BEGIN STORED RECORDS
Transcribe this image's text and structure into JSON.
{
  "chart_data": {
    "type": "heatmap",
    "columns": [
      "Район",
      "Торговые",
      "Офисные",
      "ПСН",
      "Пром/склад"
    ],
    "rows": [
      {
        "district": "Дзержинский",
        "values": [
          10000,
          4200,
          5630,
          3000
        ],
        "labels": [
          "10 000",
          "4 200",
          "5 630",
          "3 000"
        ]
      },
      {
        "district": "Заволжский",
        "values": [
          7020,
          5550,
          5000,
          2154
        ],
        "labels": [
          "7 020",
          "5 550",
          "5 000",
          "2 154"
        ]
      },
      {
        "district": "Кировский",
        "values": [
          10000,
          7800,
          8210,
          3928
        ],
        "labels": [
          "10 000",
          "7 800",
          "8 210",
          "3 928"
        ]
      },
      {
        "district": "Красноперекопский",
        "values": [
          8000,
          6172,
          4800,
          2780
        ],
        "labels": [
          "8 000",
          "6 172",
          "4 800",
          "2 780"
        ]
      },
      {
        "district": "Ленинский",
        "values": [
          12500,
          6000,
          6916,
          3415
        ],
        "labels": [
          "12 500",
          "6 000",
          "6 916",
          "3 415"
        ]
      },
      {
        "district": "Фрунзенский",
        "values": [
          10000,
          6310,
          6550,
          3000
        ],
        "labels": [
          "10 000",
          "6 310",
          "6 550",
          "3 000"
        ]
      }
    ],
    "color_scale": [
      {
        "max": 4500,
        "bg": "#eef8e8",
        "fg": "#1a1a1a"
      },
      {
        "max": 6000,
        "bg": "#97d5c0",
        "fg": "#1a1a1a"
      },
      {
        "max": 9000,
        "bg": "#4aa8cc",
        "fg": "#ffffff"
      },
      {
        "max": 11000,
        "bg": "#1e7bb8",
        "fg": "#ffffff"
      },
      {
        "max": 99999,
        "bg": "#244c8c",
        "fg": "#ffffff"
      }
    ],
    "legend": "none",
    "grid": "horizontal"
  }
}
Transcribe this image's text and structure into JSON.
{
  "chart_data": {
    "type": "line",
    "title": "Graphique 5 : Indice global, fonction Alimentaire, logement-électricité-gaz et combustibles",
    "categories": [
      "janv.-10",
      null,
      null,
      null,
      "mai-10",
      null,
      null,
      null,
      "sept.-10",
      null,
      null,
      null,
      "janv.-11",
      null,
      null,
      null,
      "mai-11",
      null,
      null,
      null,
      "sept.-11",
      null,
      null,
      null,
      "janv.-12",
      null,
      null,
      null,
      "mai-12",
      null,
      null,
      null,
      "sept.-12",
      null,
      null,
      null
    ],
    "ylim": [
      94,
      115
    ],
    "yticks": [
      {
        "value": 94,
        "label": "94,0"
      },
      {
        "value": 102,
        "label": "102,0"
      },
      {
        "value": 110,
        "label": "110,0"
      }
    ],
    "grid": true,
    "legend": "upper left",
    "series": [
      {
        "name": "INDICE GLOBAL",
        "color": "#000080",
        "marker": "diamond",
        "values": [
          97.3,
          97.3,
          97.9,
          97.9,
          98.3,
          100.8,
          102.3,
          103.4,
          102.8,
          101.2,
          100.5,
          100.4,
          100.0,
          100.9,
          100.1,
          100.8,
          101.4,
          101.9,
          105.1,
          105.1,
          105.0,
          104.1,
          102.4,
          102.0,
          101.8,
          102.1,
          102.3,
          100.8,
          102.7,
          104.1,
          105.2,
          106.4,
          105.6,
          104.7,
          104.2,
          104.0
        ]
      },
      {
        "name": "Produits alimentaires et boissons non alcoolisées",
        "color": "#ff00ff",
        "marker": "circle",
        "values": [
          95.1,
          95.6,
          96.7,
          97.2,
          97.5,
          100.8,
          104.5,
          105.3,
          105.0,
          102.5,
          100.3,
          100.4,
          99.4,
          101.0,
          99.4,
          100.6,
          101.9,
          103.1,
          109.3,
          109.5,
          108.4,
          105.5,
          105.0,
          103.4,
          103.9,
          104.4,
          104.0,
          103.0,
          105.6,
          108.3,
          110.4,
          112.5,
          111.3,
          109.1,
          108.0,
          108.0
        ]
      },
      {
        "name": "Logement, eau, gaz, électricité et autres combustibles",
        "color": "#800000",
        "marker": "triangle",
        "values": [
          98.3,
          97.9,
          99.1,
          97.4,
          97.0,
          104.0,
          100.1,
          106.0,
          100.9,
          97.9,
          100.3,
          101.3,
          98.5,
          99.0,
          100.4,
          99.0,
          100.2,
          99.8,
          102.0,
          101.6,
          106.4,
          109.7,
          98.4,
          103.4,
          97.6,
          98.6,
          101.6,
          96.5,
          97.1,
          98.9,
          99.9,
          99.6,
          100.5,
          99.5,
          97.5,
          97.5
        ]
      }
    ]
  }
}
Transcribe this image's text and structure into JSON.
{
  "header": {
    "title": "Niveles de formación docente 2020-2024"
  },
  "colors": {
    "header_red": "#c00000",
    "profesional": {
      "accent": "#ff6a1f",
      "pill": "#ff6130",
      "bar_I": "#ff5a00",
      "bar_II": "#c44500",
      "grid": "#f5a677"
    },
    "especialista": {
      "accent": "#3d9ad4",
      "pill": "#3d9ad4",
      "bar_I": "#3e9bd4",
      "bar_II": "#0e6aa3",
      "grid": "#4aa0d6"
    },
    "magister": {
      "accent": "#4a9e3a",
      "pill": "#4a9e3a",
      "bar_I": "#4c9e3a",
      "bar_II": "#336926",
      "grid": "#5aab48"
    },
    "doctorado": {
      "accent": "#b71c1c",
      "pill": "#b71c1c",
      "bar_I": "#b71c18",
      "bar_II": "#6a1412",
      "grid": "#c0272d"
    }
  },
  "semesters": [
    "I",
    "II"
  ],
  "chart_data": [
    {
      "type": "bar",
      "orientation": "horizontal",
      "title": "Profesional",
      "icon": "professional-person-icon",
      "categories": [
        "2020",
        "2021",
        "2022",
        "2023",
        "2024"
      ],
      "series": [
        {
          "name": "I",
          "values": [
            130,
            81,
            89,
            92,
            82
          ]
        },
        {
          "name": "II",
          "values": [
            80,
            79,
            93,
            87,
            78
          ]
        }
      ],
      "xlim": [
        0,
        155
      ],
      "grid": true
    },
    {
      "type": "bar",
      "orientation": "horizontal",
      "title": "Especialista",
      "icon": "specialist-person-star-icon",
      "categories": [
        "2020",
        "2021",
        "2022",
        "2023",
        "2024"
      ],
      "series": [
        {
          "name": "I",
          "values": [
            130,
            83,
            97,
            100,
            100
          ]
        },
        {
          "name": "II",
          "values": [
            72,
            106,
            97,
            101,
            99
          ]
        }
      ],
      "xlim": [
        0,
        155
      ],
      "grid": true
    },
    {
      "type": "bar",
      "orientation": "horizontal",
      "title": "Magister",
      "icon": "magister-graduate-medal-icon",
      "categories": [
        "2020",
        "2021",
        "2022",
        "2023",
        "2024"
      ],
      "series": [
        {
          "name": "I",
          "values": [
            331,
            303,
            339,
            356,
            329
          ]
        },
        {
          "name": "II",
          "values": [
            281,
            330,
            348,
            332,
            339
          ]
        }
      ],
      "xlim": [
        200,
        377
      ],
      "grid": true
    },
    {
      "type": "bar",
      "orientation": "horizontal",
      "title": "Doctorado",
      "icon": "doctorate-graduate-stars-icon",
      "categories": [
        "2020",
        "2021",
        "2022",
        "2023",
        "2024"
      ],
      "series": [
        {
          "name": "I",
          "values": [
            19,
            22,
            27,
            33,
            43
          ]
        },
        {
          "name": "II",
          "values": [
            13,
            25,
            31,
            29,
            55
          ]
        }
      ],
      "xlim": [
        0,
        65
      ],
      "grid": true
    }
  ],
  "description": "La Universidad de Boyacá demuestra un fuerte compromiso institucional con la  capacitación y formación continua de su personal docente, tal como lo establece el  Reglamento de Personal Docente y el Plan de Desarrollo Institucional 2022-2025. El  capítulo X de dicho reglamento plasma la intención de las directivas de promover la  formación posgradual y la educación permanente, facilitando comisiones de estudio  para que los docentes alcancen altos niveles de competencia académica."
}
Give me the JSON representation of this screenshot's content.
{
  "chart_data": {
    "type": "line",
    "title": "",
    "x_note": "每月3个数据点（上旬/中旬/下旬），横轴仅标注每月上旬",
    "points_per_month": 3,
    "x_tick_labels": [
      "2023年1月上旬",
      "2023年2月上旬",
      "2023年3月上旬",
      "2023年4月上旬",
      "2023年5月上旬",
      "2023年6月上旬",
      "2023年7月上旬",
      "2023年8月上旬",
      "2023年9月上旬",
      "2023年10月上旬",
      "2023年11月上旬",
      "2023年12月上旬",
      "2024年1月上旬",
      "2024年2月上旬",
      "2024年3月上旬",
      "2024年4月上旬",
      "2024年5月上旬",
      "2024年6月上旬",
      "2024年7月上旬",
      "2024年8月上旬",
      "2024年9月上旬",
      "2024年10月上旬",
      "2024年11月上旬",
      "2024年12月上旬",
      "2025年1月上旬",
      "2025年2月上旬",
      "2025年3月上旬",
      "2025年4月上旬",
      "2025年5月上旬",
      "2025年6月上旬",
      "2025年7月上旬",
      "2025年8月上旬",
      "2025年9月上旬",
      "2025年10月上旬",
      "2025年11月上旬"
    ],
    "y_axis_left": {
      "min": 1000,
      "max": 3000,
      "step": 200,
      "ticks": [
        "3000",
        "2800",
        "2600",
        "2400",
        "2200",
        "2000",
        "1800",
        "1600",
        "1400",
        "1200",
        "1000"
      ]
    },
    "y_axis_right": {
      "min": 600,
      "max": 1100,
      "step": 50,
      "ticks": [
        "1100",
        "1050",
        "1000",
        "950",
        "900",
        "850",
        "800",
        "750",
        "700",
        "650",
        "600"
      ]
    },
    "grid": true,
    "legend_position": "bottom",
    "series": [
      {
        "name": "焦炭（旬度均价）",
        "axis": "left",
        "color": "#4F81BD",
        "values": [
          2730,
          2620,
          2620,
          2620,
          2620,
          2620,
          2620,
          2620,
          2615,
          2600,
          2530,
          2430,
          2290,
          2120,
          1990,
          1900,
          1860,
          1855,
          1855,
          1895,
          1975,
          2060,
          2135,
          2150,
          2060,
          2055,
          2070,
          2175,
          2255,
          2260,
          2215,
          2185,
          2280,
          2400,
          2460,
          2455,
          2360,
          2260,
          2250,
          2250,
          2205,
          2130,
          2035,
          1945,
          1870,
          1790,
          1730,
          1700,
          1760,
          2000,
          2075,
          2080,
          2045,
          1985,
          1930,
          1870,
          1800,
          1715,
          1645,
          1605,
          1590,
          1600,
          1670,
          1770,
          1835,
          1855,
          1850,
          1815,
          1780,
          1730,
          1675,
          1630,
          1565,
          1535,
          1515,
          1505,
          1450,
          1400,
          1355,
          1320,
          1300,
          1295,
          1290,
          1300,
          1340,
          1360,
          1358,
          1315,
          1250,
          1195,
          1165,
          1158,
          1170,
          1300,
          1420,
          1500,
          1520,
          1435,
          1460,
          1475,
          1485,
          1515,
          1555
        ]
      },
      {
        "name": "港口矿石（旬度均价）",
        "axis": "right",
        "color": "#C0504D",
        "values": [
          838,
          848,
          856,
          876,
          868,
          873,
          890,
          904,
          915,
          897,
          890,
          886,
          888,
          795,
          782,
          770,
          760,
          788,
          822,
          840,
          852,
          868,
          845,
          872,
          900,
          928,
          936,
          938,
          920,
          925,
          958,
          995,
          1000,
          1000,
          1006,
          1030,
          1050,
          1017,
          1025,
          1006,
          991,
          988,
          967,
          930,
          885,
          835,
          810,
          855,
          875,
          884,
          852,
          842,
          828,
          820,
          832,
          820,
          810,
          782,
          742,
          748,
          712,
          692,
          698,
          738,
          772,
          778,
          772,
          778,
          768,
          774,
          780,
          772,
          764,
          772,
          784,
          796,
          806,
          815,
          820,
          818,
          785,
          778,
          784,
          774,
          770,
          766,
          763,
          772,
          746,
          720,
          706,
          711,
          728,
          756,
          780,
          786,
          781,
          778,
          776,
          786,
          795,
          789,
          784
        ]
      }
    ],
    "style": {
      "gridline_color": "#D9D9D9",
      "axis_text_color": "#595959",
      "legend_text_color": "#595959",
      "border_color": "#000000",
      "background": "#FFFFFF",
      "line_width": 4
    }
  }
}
END STORED RECORDS
Determine how many lines above contain "district" as a word or string. Give the number alone.

6